Exercise description:
Write out the material exactly. Do not include the pictures.
— START Data supplied —
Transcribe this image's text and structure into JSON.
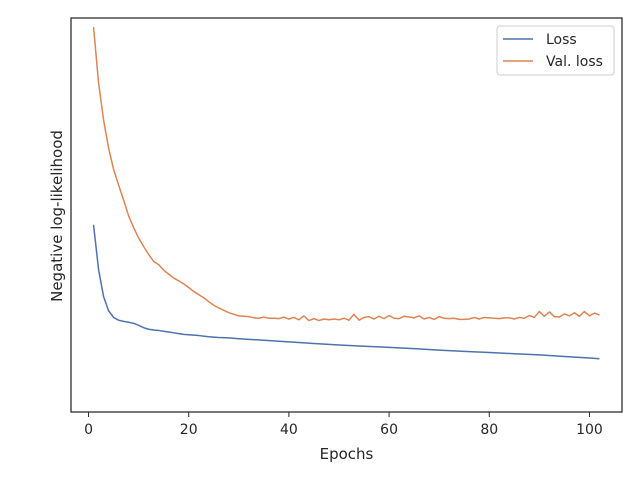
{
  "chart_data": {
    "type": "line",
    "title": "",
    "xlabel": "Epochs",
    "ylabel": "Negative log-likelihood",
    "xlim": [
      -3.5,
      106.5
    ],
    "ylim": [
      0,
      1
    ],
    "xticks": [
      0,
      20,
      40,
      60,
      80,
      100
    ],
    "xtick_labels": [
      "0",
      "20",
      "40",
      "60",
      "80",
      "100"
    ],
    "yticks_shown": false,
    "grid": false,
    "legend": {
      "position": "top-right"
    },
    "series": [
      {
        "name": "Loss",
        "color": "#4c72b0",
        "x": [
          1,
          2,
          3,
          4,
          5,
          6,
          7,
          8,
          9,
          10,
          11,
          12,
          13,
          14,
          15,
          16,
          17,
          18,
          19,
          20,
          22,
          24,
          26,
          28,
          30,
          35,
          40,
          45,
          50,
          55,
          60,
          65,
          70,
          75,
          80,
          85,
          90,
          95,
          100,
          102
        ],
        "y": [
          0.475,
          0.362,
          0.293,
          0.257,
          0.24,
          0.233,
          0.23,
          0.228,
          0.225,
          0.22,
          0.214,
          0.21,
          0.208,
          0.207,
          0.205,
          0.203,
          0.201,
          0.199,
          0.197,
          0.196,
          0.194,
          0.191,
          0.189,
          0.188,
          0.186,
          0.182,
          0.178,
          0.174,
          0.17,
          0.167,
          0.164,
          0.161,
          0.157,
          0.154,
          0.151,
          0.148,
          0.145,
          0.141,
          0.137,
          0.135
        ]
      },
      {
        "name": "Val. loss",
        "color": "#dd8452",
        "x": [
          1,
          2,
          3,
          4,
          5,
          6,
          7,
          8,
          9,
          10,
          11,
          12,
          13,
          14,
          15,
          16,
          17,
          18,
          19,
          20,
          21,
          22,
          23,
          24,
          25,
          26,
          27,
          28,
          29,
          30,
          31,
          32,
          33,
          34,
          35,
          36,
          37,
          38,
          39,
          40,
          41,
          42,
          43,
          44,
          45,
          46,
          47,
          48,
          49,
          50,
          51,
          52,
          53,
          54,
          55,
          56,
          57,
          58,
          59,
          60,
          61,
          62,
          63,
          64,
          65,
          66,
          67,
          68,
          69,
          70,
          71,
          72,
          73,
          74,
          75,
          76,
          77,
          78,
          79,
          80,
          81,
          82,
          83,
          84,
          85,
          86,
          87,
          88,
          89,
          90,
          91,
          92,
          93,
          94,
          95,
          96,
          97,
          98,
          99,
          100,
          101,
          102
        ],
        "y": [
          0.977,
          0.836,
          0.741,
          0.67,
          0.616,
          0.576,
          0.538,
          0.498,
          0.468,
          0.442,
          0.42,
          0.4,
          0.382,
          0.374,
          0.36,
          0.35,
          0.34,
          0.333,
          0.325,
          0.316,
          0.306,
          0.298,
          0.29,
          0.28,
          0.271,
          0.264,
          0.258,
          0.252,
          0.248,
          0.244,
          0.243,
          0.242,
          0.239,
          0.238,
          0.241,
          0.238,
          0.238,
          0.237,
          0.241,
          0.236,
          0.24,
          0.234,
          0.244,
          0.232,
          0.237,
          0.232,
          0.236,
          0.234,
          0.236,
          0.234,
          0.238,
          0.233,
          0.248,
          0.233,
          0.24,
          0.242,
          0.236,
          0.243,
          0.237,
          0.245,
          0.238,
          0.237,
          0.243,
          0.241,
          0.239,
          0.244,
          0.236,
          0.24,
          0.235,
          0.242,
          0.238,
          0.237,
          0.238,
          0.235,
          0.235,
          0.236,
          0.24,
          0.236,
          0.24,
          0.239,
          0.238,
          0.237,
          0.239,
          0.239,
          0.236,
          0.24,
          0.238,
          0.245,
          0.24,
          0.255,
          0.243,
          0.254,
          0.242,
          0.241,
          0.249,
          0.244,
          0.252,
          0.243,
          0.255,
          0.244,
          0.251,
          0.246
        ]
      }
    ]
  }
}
— END Data supplied —
Correct output:
Transcribe this image's text and structure into JSON.
{
  "chart_data": {
    "type": "line",
    "title": "",
    "xlabel": "Epochs",
    "ylabel": "Negative log-likelihood",
    "xlim": [
      -3.5,
      106.5
    ],
    "ylim": [
      0,
      1
    ],
    "xticks": [
      0,
      20,
      40,
      60,
      80,
      100
    ],
    "xtick_labels": [
      "0",
      "20",
      "40",
      "60",
      "80",
      "100"
    ],
    "yticks_shown": false,
    "grid": false,
    "legend": {
      "position": "top-right"
    },
    "series": [
      {
        "name": "Loss",
        "color": "#4c72b0",
        "x": [
          1,
          2,
          3,
          4,
          5,
          6,
          7,
          8,
          9,
          10,
          11,
          12,
          13,
          14,
          15,
          16,
          17,
          18,
          19,
          20,
          22,
          24,
          26,
          28,
          30,
          35,
          40,
          45,
          50,
          55,
          60,
          65,
          70,
          75,
          80,
          85,
          90,
          95,
          100,
          102
        ],
        "y": [
          0.475,
          0.362,
          0.293,
          0.257,
          0.24,
          0.233,
          0.23,
          0.228,
          0.225,
          0.22,
          0.214,
          0.21,
          0.208,
          0.207,
          0.205,
          0.203,
          0.201,
          0.199,
          0.197,
          0.196,
          0.194,
          0.191,
          0.189,
          0.188,
          0.186,
          0.182,
          0.178,
          0.174,
          0.17,
          0.167,
          0.164,
          0.161,
          0.157,
          0.154,
          0.151,
          0.148,
          0.145,
          0.141,
          0.137,
          0.135
        ]
      },
      {
        "name": "Val. loss",
        "color": "#dd8452",
        "x": [
          1,
          2,
          3,
          4,
          5,
          6,
          7,
          8,
          9,
          10,
          11,
          12,
          13,
          14,
          15,
          16,
          17,
          18,
          19,
          20,
          21,
          22,
          23,
          24,
          25,
          26,
          27,
          28,
          29,
          30,
          31,
          32,
          33,
          34,
          35,
          36,
          37,
          38,
          39,
          40,
          41,
          42,
          43,
          44,
          45,
          46,
          47,
          48,
          49,
          50,
          51,
          52,
          53,
          54,
          55,
          56,
          57,
          58,
          59,
          60,
          61,
          62,
          63,
          64,
          65,
          66,
          67,
          68,
          69,
          70,
          71,
          72,
          73,
          74,
          75,
          76,
          77,
          78,
          79,
          80,
          81,
          82,
          83,
          84,
          85,
          86,
          87,
          88,
          89,
          90,
          91,
          92,
          93,
          94,
          95,
          96,
          97,
          98,
          99,
          100,
          101,
          102
        ],
        "y": [
          0.977,
          0.836,
          0.741,
          0.67,
          0.616,
          0.576,
          0.538,
          0.498,
          0.468,
          0.442,
          0.42,
          0.4,
          0.382,
          0.374,
          0.36,
          0.35,
          0.34,
          0.333,
          0.325,
          0.316,
          0.306,
          0.298,
          0.29,
          0.28,
          0.271,
          0.264,
          0.258,
          0.252,
          0.248,
          0.244,
          0.243,
          0.242,
          0.239,
          0.238,
          0.241,
          0.238,
          0.238,
          0.237,
          0.241,
          0.236,
          0.24,
          0.234,
          0.244,
          0.232,
          0.237,
          0.232,
          0.236,
          0.234,
          0.236,
          0.234,
          0.238,
          0.233,
          0.248,
          0.233,
          0.24,
          0.242,
          0.236,
          0.243,
          0.237,
          0.245,
          0.238,
          0.237,
          0.243,
          0.241,
          0.239,
          0.244,
          0.236,
          0.24,
          0.235,
          0.242,
          0.238,
          0.237,
          0.238,
          0.235,
          0.235,
          0.236,
          0.24,
          0.236,
          0.24,
          0.239,
          0.238,
          0.237,
          0.239,
          0.239,
          0.236,
          0.24,
          0.238,
          0.245,
          0.24,
          0.255,
          0.243,
          0.254,
          0.242,
          0.241,
          0.249,
          0.244,
          0.252,
          0.243,
          0.255,
          0.244,
          0.251,
          0.246
        ]
      }
    ]
  }
}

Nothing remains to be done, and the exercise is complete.